● **PROVIDED INFORMATION**:

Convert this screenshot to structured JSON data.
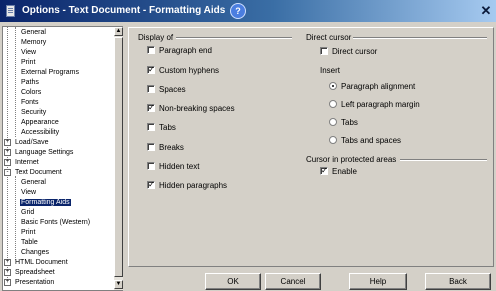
{
  "window": {
    "title": "Options - Text Document - Formatting Aids"
  },
  "tree": {
    "items": [
      {
        "label": "General",
        "level": 2,
        "selected": false
      },
      {
        "label": "Memory",
        "level": 2,
        "selected": false
      },
      {
        "label": "View",
        "level": 2,
        "selected": false
      },
      {
        "label": "Print",
        "level": 2,
        "selected": false
      },
      {
        "label": "External Programs",
        "level": 2,
        "selected": false
      },
      {
        "label": "Paths",
        "level": 2,
        "selected": false
      },
      {
        "label": "Colors",
        "level": 2,
        "selected": false
      },
      {
        "label": "Fonts",
        "level": 2,
        "selected": false
      },
      {
        "label": "Security",
        "level": 2,
        "selected": false
      },
      {
        "label": "Appearance",
        "level": 2,
        "selected": false
      },
      {
        "label": "Accessibility",
        "level": 2,
        "selected": false
      },
      {
        "label": "Load/Save",
        "level": 1,
        "expander": "+",
        "selected": false
      },
      {
        "label": "Language Settings",
        "level": 1,
        "expander": "+",
        "selected": false
      },
      {
        "label": "Internet",
        "level": 1,
        "expander": "+",
        "selected": false
      },
      {
        "label": "Text Document",
        "level": 1,
        "expander": "-",
        "selected": false
      },
      {
        "label": "General",
        "level": 2,
        "selected": false
      },
      {
        "label": "View",
        "level": 2,
        "selected": false
      },
      {
        "label": "Formatting Aids",
        "level": 2,
        "selected": true
      },
      {
        "label": "Grid",
        "level": 2,
        "selected": false
      },
      {
        "label": "Basic Fonts (Western)",
        "level": 2,
        "selected": false
      },
      {
        "label": "Print",
        "level": 2,
        "selected": false
      },
      {
        "label": "Table",
        "level": 2,
        "selected": false
      },
      {
        "label": "Changes",
        "level": 2,
        "selected": false
      },
      {
        "label": "HTML Document",
        "level": 1,
        "expander": "+",
        "selected": false
      },
      {
        "label": "Spreadsheet",
        "level": 1,
        "expander": "+",
        "selected": false
      },
      {
        "label": "Presentation",
        "level": 1,
        "expander": "+",
        "selected": false
      }
    ]
  },
  "display_of": {
    "title": "Display of",
    "options": [
      {
        "label": "Paragraph end",
        "checked": false
      },
      {
        "label": "Custom hyphens",
        "checked": true
      },
      {
        "label": "Spaces",
        "checked": false
      },
      {
        "label": "Non-breaking spaces",
        "checked": true
      },
      {
        "label": "Tabs",
        "checked": false
      },
      {
        "label": "Breaks",
        "checked": false
      },
      {
        "label": "Hidden text",
        "checked": false
      },
      {
        "label": "Hidden paragraphs",
        "checked": true
      }
    ]
  },
  "direct_cursor": {
    "title": "Direct cursor",
    "checkbox": {
      "label": "Direct cursor",
      "checked": false
    },
    "insert_label": "Insert",
    "radios": [
      {
        "label": "Paragraph alignment",
        "selected": true
      },
      {
        "label": "Left paragraph margin",
        "selected": false
      },
      {
        "label": "Tabs",
        "selected": false
      },
      {
        "label": "Tabs and spaces",
        "selected": false
      }
    ]
  },
  "protected_areas": {
    "title": "Cursor in protected areas",
    "checkbox": {
      "label": "Enable",
      "checked": true
    }
  },
  "buttons": {
    "ok": "OK",
    "cancel": "Cancel",
    "help": "Help",
    "back": "Back"
  },
  "checkmark_glyph": "✓"
}
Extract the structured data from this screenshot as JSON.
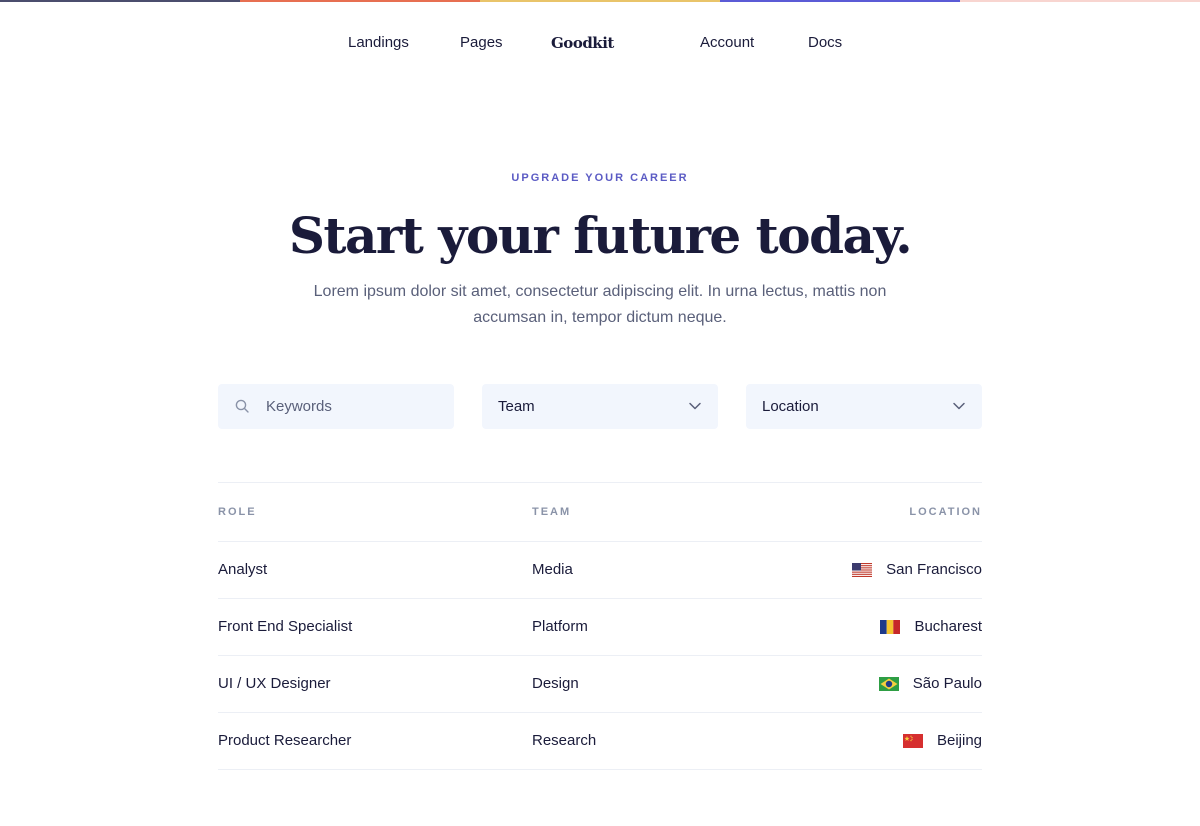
{
  "accent_bar": [
    "#4b4e6d",
    "#e76f51",
    "#e9c46a",
    "#5b5bd6",
    "#f8d5d0"
  ],
  "nav": {
    "links": [
      "Landings",
      "Pages",
      "Account",
      "Docs"
    ],
    "logo": "Goodkit"
  },
  "hero": {
    "eyebrow": "UPGRADE YOUR CAREER",
    "title": "Start your future today.",
    "subtitle": "Lorem ipsum dolor sit amet, consectetur adipiscing elit. In urna lectus, mattis non accumsan in, tempor dictum neque."
  },
  "filters": {
    "keywords_placeholder": "Keywords",
    "team_selected": "Team",
    "location_selected": "Location"
  },
  "table": {
    "headers": [
      "ROLE",
      "TEAM",
      "LOCATION"
    ],
    "rows": [
      {
        "role": "Analyst",
        "team": "Media",
        "location": "San Francisco",
        "flag": "us-flag-icon"
      },
      {
        "role": "Front End Specialist",
        "team": "Platform",
        "location": "Bucharest",
        "flag": "ro-flag-icon"
      },
      {
        "role": "UI / UX Designer",
        "team": "Design",
        "location": "São Paulo",
        "flag": "br-flag-icon"
      },
      {
        "role": "Product Researcher",
        "team": "Research",
        "location": "Beijing",
        "flag": "cn-flag-icon"
      }
    ]
  },
  "colors": {
    "accent": "#5b5bc4",
    "text": "#1a1b3a",
    "muted": "#5a607a",
    "field_bg": "#f2f6fd"
  }
}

● **PROBLEM TO SOLVE**:
Write out each line of the data exactly; the images should be left out.

● **WORKED SOLUTION**:
Convert this screenshot to structured JSON data.
{
  "window": {
    "title": "Options - Text Document - Formatting Aids"
  },
  "tree": {
    "items": [
      {
        "label": "General",
        "level": 2,
        "selected": false
      },
      {
        "label": "Memory",
        "level": 2,
        "selected": false
      },
      {
        "label": "View",
        "level": 2,
        "selected": false
      },
      {
        "label": "Print",
        "level": 2,
        "selected": false
      },
      {
        "label": "External Programs",
        "level": 2,
        "selected": false
      },
      {
        "label": "Paths",
        "level": 2,
        "selected": false
      },
      {
        "label": "Colors",
        "level": 2,
        "selected": false
      },
      {
        "label": "Fonts",
        "level": 2,
        "selected": false
      },
      {
        "label": "Security",
        "level": 2,
        "selected": false
      },
      {
        "label": "Appearance",
        "level": 2,
        "selected": false
      },
      {
        "label": "Accessibility",
        "level": 2,
        "selected": false
      },
      {
        "label": "Load/Save",
        "level": 1,
        "expander": "+",
        "selected": false
      },
      {
        "label": "Language Settings",
        "level": 1,
        "expander": "+",
        "selected": false
      },
      {
        "label": "Internet",
        "level": 1,
        "expander": "+",
        "selected": false
      },
      {
        "label": "Text Document",
        "level": 1,
        "expander": "-",
        "selected": false
      },
      {
        "label": "General",
        "level": 2,
        "selected": false
      },
      {
        "label": "View",
        "level": 2,
        "selected": false
      },
      {
        "label": "Formatting Aids",
        "level": 2,
        "selected": true
      },
      {
        "label": "Grid",
        "level": 2,
        "selected": false
      },
      {
        "label": "Basic Fonts (Western)",
        "level": 2,
        "selected": false
      },
      {
        "label": "Print",
        "level": 2,
        "selected": false
      },
      {
        "label": "Table",
        "level": 2,
        "selected": false
      },
      {
        "label": "Changes",
        "level": 2,
        "selected": false
      },
      {
        "label": "HTML Document",
        "level": 1,
        "expander": "+",
        "selected": false
      },
      {
        "label": "Spreadsheet",
        "level": 1,
        "expander": "+",
        "selected": false
      },
      {
        "label": "Presentation",
        "level": 1,
        "expander": "+",
        "selected": false
      }
    ]
  },
  "display_of": {
    "title": "Display of",
    "options": [
      {
        "label": "Paragraph end",
        "checked": false
      },
      {
        "label": "Custom hyphens",
        "checked": true
      },
      {
        "label": "Spaces",
        "checked": false
      },
      {
        "label": "Non-breaking spaces",
        "checked": true
      },
      {
        "label": "Tabs",
        "checked": false
      },
      {
        "label": "Breaks",
        "checked": false
      },
      {
        "label": "Hidden text",
        "checked": false
      },
      {
        "label": "Hidden paragraphs",
        "checked": true
      }
    ]
  },
  "direct_cursor": {
    "title": "Direct cursor",
    "checkbox": {
      "label": "Direct cursor",
      "checked": false
    },
    "insert_label": "Insert",
    "radios": [
      {
        "label": "Paragraph alignment",
        "selected": true
      },
      {
        "label": "Left paragraph margin",
        "selected": false
      },
      {
        "label": "Tabs",
        "selected": false
      },
      {
        "label": "Tabs and spaces",
        "selected": false
      }
    ]
  },
  "protected_areas": {
    "title": "Cursor in protected areas",
    "checkbox": {
      "label": "Enable",
      "checked": true
    }
  },
  "buttons": {
    "ok": "OK",
    "cancel": "Cancel",
    "help": "Help",
    "back": "Back"
  },
  "checkmark_glyph": "✓"
}
Extract the structured data from this screenshot as JSON.
{
  "accent_bar": [
    "#4b4e6d",
    "#e76f51",
    "#e9c46a",
    "#5b5bd6",
    "#f8d5d0"
  ],
  "nav": {
    "links": [
      "Landings",
      "Pages",
      "Account",
      "Docs"
    ],
    "logo": "Goodkit"
  },
  "hero": {
    "eyebrow": "UPGRADE YOUR CAREER",
    "title": "Start your future today.",
    "subtitle": "Lorem ipsum dolor sit amet, consectetur adipiscing elit. In urna lectus, mattis non accumsan in, tempor dictum neque."
  },
  "filters": {
    "keywords_placeholder": "Keywords",
    "team_selected": "Team",
    "location_selected": "Location"
  },
  "table": {
    "headers": [
      "ROLE",
      "TEAM",
      "LOCATION"
    ],
    "rows": [
      {
        "role": "Analyst",
        "team": "Media",
        "location": "San Francisco",
        "flag": "us-flag-icon"
      },
      {
        "role": "Front End Specialist",
        "team": "Platform",
        "location": "Bucharest",
        "flag": "ro-flag-icon"
      },
      {
        "role": "UI / UX Designer",
        "team": "Design",
        "location": "São Paulo",
        "flag": "br-flag-icon"
      },
      {
        "role": "Product Researcher",
        "team": "Research",
        "location": "Beijing",
        "flag": "cn-flag-icon"
      }
    ]
  },
  "colors": {
    "accent": "#5b5bc4",
    "text": "#1a1b3a",
    "muted": "#5a607a",
    "field_bg": "#f2f6fd"
  }
}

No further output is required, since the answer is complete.